━━━━━ Information shown ━━━━━

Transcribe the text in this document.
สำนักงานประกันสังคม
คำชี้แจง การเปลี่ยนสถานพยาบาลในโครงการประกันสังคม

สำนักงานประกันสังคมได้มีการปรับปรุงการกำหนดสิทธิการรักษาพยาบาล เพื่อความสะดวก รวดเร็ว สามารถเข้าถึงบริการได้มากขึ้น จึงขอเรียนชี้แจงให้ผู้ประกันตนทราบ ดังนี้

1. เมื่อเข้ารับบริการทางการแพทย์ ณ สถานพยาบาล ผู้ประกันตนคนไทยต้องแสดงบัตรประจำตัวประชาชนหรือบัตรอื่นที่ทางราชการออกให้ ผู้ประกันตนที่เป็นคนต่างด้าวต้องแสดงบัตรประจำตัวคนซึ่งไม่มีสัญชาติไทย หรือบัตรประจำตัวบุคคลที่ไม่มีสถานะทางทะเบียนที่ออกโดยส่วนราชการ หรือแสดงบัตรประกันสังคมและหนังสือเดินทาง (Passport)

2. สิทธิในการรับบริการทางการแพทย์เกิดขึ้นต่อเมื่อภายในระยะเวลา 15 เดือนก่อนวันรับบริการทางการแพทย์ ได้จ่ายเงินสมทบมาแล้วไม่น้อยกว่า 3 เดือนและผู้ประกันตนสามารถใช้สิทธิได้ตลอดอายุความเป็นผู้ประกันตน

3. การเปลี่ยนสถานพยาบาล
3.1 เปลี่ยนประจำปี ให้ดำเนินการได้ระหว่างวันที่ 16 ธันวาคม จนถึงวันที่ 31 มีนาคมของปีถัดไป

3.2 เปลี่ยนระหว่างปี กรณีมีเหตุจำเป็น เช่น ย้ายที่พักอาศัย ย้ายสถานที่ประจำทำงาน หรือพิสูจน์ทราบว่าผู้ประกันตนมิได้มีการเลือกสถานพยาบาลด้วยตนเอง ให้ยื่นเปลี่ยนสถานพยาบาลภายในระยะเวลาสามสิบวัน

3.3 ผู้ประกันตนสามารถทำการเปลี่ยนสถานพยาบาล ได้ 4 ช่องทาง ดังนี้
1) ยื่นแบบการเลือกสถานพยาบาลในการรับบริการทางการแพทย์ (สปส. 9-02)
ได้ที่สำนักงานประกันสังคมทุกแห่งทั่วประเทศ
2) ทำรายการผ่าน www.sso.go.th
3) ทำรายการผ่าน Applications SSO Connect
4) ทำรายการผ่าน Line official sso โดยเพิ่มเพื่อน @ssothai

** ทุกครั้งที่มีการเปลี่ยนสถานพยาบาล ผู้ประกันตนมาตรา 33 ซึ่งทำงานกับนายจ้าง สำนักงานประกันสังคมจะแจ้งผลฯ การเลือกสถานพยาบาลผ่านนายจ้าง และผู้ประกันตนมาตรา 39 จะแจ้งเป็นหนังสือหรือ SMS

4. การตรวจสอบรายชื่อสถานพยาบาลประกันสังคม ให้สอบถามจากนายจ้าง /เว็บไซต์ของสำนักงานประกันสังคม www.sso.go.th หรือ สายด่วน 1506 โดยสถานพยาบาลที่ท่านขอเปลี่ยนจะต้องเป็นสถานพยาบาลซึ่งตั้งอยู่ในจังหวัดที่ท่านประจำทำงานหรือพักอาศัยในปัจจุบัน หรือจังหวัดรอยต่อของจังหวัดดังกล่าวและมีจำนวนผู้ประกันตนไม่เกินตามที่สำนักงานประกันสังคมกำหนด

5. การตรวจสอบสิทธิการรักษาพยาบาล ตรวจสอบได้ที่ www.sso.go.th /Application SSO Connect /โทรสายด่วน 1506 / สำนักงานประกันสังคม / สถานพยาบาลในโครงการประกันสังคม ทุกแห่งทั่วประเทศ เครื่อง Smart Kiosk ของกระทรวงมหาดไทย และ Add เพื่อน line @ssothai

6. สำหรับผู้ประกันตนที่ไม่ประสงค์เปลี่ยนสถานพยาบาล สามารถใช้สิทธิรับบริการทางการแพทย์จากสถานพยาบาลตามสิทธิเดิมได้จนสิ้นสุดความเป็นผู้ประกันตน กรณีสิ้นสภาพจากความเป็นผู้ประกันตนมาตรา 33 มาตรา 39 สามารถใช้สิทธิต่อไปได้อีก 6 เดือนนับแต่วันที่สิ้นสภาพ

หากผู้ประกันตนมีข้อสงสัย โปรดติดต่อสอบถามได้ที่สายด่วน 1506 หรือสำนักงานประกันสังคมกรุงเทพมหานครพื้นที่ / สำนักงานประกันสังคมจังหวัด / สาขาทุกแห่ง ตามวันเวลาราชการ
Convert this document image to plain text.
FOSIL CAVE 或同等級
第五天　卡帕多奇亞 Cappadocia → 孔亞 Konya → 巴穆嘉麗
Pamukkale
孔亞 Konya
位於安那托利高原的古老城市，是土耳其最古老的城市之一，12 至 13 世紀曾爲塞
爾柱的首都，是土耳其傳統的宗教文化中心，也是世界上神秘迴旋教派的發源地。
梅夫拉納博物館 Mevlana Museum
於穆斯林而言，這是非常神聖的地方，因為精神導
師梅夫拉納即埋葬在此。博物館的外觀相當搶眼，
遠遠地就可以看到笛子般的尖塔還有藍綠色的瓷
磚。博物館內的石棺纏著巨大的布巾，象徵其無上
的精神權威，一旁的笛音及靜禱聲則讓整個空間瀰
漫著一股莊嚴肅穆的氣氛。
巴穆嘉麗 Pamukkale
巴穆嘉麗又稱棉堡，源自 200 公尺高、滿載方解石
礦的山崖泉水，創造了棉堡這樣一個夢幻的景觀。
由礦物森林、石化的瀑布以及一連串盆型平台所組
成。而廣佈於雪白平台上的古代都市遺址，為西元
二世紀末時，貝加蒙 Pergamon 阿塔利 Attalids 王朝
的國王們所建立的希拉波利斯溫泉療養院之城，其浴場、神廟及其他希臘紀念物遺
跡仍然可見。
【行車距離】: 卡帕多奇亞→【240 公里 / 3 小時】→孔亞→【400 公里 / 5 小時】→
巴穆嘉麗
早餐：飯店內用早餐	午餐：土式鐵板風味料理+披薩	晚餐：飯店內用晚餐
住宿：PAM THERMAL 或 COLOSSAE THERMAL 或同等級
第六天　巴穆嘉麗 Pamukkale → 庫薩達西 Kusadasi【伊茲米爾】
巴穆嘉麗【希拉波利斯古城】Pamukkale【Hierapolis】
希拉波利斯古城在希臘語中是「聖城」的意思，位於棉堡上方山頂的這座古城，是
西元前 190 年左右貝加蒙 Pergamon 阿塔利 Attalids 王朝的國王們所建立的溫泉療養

━━━━━

Stated goal:
Reproduce the data, keeping every line exactly the same.

Task solution:
Transcribe the text in this document.
สำนักงานประกันสังคม
คำชี้แจง การเปลี่ยนสถานพยาบาลในโครงการประกันสังคม

สำนักงานประกันสังคมได้มีการปรับปรุงการกำหนดสิทธิการรักษาพยาบาล เพื่อความสะดวก รวดเร็ว สามารถเข้าถึงบริการได้มากขึ้น จึงขอเรียนชี้แจงให้ผู้ประกันตนทราบ ดังนี้

1. เมื่อเข้ารับบริการทางการแพทย์ ณ สถานพยาบาล ผู้ประกันตนคนไทยต้องแสดงบัตรประจำตัวประชาชนหรือบัตรอื่นที่ทางราชการออกให้ ผู้ประกันตนที่เป็นคนต่างด้าวต้องแสดงบัตรประจำตัวคนซึ่งไม่มีสัญชาติไทย หรือบัตรประจำตัวบุคคลที่ไม่มีสถานะทางทะเบียนที่ออกโดยส่วนราชการ หรือแสดงบัตรประกันสังคมและหนังสือเดินทาง (Passport)

2. สิทธิในการรับบริการทางการแพทย์เกิดขึ้นต่อเมื่อภายในระยะเวลา 15 เดือนก่อนวันรับบริการทางการแพทย์ ได้จ่ายเงินสมทบมาแล้วไม่น้อยกว่า 3 เดือนและผู้ประกันตนสามารถใช้สิทธิได้ตลอดอายุความเป็นผู้ประกันตน

3. การเปลี่ยนสถานพยาบาล
3.1 เปลี่ยนประจำปี ให้ดำเนินการได้ระหว่างวันที่ 16 ธันวาคม จนถึงวันที่ 31 มีนาคมของปีถัดไป

3.2 เปลี่ยนระหว่างปี กรณีมีเหตุจำเป็น เช่น ย้ายที่พักอาศัย ย้ายสถานที่ประจำทำงาน หรือพิสูจน์ทราบว่าผู้ประกันตนมิได้มีการเลือกสถานพยาบาลด้วยตนเอง ให้ยื่นเปลี่ยนสถานพยาบาลภายในระยะเวลาสามสิบวัน

3.3 ผู้ประกันตนสามารถทำการเปลี่ยนสถานพยาบาล ได้ 4 ช่องทาง ดังนี้
1) ยื่นแบบการเลือกสถานพยาบาลในการรับบริการทางการแพทย์ (สปส. 9-02)
ได้ที่สำนักงานประกันสังคมทุกแห่งทั่วประเทศ
2) ทำรายการผ่าน www.sso.go.th
3) ทำรายการผ่าน Applications SSO Connect
4) ทำรายการผ่าน Line official sso โดยเพิ่มเพื่อน @ssothai

** ทุกครั้งที่มีการเปลี่ยนสถานพยาบาล ผู้ประกันตนมาตรา 33 ซึ่งทำงานกับนายจ้าง สำนักงานประกันสังคมจะแจ้งผลฯ การเลือกสถานพยาบาลผ่านนายจ้าง และผู้ประกันตนมาตรา 39 จะแจ้งเป็นหนังสือหรือ SMS

4. การตรวจสอบรายชื่อสถานพยาบาลประกันสังคม ให้สอบถามจากนายจ้าง /เว็บไซต์ของสำนักงานประกันสังคม www.sso.go.th หรือ สายด่วน 1506 โดยสถานพยาบาลที่ท่านขอเปลี่ยนจะต้องเป็นสถานพยาบาลซึ่งตั้งอยู่ในจังหวัดที่ท่านประจำทำงานหรือพักอาศัยในปัจจุบัน หรือจังหวัดรอยต่อของจังหวัดดังกล่าวและมีจำนวนผู้ประกันตนไม่เกินตามที่สำนักงานประกันสังคมกำหนด

5. การตรวจสอบสิทธิการรักษาพยาบาล ตรวจสอบได้ที่ www.sso.go.th /Application SSO Connect /โทรสายด่วน 1506 / สำนักงานประกันสังคม / สถานพยาบาลในโครงการประกันสังคม ทุกแห่งทั่วประเทศ เครื่อง Smart Kiosk ของกระทรวงมหาดไทย และ Add เพื่อน line @ssothai

6. สำหรับผู้ประกันตนที่ไม่ประสงค์เปลี่ยนสถานพยาบาล สามารถใช้สิทธิรับบริการทางการแพทย์จากสถานพยาบาลตามสิทธิเดิมได้จนสิ้นสุดความเป็นผู้ประกันตน กรณีสิ้นสภาพจากความเป็นผู้ประกันตนมาตรา 33 มาตรา 39 สามารถใช้สิทธิต่อไปได้อีก 6 เดือนนับแต่วันที่สิ้นสภาพ

หากผู้ประกันตนมีข้อสงสัย โปรดติดต่อสอบถามได้ที่สายด่วน 1506 หรือสำนักงานประกันสังคมกรุงเทพมหานครพื้นที่ / สำนักงานประกันสังคมจังหวัด / สาขาทุกแห่ง ตามวันเวลาราชการ
Convert this document image to plain text.
FOSIL CAVE 或同等級
第五天　卡帕多奇亞 Cappadocia → 孔亞 Konya → 巴穆嘉麗
Pamukkale
孔亞 Konya
位於安那托利高原的古老城市，是土耳其最古老的城市之一，12 至 13 世紀曾爲塞
爾柱的首都，是土耳其傳統的宗教文化中心，也是世界上神秘迴旋教派的發源地。
梅夫拉納博物館 Mevlana Museum
於穆斯林而言，這是非常神聖的地方，因為精神導
師梅夫拉納即埋葬在此。博物館的外觀相當搶眼，
遠遠地就可以看到笛子般的尖塔還有藍綠色的瓷
磚。博物館內的石棺纏著巨大的布巾，象徵其無上
的精神權威，一旁的笛音及靜禱聲則讓整個空間瀰
漫著一股莊嚴肅穆的氣氛。
巴穆嘉麗 Pamukkale
巴穆嘉麗又稱棉堡，源自 200 公尺高、滿載方解石
礦的山崖泉水，創造了棉堡這樣一個夢幻的景觀。
由礦物森林、石化的瀑布以及一連串盆型平台所組
成。而廣佈於雪白平台上的古代都市遺址，為西元
二世紀末時，貝加蒙 Pergamon 阿塔利 Attalids 王朝
的國王們所建立的希拉波利斯溫泉療養院之城，其浴場、神廟及其他希臘紀念物遺
跡仍然可見。
【行車距離】: 卡帕多奇亞→【240 公里 / 3 小時】→孔亞→【400 公里 / 5 小時】→
巴穆嘉麗
早餐：飯店內用早餐	午餐：土式鐵板風味料理+披薩	晚餐：飯店內用晚餐
住宿：PAM THERMAL 或 COLOSSAE THERMAL 或同等級
第六天　巴穆嘉麗 Pamukkale → 庫薩達西 Kusadasi【伊茲米爾】
巴穆嘉麗【希拉波利斯古城】Pamukkale【Hierapolis】
希拉波利斯古城在希臘語中是「聖城」的意思，位於棉堡上方山頂的這座古城，是
西元前 190 年左右貝加蒙 Pergamon 阿塔利 Attalids 王朝的國王們所建立的溫泉療養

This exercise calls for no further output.